What to produce. Find and copy lines holding "seul".

───── Materials provided ─────

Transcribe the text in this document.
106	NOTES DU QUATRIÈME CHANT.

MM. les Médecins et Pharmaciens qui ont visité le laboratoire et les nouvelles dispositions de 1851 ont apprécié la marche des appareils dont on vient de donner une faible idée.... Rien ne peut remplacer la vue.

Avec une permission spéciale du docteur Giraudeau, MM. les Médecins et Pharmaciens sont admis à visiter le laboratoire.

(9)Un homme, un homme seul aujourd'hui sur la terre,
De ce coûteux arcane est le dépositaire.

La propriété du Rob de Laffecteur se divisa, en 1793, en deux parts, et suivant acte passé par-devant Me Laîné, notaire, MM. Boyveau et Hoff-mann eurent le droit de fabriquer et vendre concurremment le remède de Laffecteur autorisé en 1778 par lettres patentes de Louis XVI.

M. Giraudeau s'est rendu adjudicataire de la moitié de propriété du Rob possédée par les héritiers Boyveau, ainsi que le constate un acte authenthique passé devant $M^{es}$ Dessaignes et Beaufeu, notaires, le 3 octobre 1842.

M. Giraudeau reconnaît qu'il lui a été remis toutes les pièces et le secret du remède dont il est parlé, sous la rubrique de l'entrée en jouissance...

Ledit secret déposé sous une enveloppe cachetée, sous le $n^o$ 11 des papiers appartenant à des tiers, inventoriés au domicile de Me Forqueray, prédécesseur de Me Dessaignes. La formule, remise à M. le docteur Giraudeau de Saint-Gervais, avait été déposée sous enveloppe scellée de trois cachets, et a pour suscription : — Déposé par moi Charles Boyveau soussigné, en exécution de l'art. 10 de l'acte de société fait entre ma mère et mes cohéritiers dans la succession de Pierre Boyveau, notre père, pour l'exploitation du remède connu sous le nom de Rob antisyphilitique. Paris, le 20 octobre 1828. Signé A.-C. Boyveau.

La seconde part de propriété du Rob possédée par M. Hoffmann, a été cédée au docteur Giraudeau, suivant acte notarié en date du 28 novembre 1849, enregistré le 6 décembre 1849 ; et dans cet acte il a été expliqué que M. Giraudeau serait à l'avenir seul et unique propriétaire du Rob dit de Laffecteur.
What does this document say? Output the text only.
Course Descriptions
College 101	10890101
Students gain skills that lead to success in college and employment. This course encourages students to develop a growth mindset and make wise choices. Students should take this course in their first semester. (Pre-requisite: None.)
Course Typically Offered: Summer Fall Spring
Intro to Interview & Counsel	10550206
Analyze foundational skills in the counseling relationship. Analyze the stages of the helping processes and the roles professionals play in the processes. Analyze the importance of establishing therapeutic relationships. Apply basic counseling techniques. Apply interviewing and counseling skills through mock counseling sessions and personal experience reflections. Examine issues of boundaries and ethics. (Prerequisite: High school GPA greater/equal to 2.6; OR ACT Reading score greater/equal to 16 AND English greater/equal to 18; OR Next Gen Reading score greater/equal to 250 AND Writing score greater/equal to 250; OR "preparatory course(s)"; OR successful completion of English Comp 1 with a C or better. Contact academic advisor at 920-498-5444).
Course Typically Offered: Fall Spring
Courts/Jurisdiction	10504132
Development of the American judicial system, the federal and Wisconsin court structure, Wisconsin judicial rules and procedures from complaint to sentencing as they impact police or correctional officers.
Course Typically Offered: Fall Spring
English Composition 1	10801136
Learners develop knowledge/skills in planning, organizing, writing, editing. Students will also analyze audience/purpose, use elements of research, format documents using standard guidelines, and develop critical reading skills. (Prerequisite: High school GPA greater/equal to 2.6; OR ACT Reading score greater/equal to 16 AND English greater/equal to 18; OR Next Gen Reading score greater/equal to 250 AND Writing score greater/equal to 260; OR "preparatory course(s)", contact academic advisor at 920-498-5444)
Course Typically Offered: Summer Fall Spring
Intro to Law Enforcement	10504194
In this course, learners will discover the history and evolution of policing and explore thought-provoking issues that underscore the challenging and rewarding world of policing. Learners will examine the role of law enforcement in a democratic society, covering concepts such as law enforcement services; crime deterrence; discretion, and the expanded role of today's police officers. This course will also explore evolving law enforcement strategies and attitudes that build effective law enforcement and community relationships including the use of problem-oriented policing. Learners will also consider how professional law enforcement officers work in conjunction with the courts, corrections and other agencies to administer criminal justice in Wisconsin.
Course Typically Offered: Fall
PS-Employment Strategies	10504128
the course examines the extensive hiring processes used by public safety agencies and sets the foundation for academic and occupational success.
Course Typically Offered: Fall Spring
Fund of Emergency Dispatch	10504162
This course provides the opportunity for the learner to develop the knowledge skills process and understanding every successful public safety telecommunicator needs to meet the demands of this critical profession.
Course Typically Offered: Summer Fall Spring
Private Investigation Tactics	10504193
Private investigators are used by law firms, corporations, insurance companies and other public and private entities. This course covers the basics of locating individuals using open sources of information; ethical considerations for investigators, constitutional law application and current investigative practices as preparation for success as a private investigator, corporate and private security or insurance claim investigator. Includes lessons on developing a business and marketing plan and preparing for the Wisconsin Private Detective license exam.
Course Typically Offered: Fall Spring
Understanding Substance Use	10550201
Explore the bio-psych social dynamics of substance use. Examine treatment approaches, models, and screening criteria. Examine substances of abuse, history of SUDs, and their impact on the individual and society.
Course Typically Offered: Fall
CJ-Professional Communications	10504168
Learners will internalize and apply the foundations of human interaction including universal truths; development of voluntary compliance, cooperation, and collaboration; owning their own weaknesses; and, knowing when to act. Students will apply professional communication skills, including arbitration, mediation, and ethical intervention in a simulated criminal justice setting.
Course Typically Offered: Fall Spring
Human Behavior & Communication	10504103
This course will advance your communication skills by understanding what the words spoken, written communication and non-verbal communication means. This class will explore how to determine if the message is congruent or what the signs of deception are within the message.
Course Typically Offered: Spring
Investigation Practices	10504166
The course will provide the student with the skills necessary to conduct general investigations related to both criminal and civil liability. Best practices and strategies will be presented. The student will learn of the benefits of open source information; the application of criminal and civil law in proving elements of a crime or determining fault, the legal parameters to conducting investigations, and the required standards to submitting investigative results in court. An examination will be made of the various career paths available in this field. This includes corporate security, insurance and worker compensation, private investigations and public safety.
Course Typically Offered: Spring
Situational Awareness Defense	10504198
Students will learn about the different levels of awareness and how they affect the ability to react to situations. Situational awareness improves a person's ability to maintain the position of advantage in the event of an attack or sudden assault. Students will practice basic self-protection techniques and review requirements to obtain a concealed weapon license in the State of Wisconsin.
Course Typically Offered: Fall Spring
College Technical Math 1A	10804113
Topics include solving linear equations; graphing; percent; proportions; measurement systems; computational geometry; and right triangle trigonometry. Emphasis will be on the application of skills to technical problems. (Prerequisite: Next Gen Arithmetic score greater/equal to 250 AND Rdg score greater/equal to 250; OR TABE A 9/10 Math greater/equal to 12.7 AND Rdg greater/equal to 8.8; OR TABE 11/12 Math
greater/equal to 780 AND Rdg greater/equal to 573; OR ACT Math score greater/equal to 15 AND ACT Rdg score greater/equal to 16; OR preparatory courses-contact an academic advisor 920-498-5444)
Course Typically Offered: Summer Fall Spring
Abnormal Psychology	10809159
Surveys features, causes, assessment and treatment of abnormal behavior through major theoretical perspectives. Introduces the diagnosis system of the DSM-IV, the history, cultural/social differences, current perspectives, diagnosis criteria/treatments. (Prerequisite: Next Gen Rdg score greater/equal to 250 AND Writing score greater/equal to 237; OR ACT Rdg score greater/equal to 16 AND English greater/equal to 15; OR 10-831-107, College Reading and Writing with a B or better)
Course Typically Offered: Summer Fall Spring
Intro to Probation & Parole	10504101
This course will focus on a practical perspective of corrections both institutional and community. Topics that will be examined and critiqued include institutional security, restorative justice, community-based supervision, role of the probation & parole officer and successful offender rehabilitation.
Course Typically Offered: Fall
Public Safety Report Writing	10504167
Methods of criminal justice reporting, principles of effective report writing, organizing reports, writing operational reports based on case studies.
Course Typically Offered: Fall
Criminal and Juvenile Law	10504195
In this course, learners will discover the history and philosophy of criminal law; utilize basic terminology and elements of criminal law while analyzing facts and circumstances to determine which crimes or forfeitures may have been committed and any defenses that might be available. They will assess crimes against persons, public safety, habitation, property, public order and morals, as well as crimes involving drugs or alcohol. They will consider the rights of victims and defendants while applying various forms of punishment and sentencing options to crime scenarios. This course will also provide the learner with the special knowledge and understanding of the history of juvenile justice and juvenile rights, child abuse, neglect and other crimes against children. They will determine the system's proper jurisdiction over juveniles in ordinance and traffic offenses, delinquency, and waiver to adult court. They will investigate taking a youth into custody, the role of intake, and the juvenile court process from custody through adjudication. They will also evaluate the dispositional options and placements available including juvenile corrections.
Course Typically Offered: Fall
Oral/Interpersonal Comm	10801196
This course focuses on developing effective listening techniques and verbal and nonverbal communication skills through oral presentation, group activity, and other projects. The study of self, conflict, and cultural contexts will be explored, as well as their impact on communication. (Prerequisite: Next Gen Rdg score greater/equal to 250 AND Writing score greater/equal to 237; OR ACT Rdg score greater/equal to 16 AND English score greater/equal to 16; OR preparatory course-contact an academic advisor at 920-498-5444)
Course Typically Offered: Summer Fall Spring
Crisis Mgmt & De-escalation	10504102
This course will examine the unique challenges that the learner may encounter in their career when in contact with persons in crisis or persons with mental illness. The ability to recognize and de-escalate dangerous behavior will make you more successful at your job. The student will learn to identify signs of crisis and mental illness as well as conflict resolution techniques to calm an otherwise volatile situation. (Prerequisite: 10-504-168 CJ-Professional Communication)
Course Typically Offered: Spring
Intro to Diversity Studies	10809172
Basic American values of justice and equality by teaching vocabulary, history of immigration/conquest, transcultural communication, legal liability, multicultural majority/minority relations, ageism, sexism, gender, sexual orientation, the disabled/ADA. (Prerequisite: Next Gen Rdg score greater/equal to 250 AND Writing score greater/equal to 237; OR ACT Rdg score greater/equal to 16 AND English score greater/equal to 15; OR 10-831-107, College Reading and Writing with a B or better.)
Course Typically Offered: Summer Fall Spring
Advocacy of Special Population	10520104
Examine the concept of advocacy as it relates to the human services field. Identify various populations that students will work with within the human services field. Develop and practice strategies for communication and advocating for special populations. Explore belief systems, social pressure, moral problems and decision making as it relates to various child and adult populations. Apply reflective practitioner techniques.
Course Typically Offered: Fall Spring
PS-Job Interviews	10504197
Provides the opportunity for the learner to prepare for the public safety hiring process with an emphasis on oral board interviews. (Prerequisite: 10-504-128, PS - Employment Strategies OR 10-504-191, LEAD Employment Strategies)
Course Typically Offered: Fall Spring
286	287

─────

The answer.
(9)Un homme, un homme seul aujourd'hui sur la terre,
La seconde part de propriété du Rob possédée par M. Hoffmann, a été cédée au docteur Giraudeau, suivant acte notarié en date du 28 novembre 1849, enregistré le 6 décembre 1849 ; et dans cet acte il a été expliqué que M. Giraudeau serait à l'avenir seul et unique propriétaire du Rob dit de Laffecteur.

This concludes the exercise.